■ **TASK OBJECTIVE**:
Filter the entries below, keeping every line that has the word "left".

■ **SOURCE RECORDS**:
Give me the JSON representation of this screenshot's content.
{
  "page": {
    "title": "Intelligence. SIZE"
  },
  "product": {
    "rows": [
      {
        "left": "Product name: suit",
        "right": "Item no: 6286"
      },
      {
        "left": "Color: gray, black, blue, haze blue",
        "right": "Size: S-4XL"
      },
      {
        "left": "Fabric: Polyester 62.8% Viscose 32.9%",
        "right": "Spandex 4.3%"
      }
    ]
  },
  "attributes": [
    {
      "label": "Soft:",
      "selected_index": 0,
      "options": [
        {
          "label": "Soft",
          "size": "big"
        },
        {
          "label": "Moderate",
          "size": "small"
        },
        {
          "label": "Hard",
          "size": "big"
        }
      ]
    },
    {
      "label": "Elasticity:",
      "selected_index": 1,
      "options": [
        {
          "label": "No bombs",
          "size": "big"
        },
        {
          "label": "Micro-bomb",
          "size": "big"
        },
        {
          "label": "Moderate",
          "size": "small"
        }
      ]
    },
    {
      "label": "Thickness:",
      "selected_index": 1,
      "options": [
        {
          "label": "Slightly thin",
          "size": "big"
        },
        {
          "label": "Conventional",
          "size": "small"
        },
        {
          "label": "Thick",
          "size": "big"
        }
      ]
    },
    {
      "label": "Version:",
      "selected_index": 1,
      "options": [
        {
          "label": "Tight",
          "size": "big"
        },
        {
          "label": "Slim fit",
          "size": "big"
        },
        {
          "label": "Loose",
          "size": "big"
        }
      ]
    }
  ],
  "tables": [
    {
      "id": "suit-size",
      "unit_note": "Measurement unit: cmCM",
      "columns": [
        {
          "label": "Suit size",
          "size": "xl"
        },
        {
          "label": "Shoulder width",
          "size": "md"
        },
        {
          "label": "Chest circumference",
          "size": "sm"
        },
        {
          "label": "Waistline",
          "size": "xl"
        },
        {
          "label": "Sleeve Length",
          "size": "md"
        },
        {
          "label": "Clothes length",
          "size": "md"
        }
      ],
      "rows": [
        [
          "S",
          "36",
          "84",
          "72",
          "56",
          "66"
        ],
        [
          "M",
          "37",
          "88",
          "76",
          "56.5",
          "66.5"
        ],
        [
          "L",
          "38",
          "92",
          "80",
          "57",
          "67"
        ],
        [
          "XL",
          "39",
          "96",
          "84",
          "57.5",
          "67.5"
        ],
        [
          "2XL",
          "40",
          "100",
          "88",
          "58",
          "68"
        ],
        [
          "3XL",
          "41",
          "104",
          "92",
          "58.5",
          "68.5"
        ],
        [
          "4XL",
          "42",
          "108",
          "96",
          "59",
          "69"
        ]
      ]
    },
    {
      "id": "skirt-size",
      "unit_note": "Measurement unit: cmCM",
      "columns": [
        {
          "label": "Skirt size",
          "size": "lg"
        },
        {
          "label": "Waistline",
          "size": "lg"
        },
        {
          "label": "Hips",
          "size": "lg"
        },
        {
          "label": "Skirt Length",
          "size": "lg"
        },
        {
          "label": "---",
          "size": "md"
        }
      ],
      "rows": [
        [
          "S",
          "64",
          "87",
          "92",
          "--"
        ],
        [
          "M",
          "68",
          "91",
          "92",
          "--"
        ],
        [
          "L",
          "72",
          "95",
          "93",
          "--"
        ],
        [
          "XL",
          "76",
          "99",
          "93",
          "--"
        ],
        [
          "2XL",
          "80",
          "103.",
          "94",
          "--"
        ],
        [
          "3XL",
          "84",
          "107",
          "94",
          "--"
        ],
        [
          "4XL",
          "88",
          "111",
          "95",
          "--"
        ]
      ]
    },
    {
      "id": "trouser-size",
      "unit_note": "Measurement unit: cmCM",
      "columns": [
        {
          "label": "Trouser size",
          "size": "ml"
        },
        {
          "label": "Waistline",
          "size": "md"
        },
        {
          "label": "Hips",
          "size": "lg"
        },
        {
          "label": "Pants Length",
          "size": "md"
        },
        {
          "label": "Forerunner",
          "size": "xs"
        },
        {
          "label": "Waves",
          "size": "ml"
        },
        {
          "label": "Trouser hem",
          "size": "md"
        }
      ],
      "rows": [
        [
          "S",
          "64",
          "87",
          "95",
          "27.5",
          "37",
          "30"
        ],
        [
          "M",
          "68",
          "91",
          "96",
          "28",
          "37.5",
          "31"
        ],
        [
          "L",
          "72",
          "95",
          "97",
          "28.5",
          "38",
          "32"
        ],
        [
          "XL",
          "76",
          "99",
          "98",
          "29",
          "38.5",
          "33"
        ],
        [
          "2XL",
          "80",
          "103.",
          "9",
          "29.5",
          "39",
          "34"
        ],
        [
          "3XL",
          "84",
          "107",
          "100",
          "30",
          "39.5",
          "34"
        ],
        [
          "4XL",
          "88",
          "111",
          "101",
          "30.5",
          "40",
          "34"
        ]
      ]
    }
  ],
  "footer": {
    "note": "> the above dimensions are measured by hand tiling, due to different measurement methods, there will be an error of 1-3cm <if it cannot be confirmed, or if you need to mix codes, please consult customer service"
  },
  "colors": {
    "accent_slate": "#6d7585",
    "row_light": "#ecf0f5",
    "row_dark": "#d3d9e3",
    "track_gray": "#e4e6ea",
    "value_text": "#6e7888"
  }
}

■ **EXERCISE OUTPUT**:
        "left": "Product name: suit",
        "left": "Color: gray, black, blue, haze blue",
        "left": "Fabric: Polyester 62.8% Viscose 32.9%",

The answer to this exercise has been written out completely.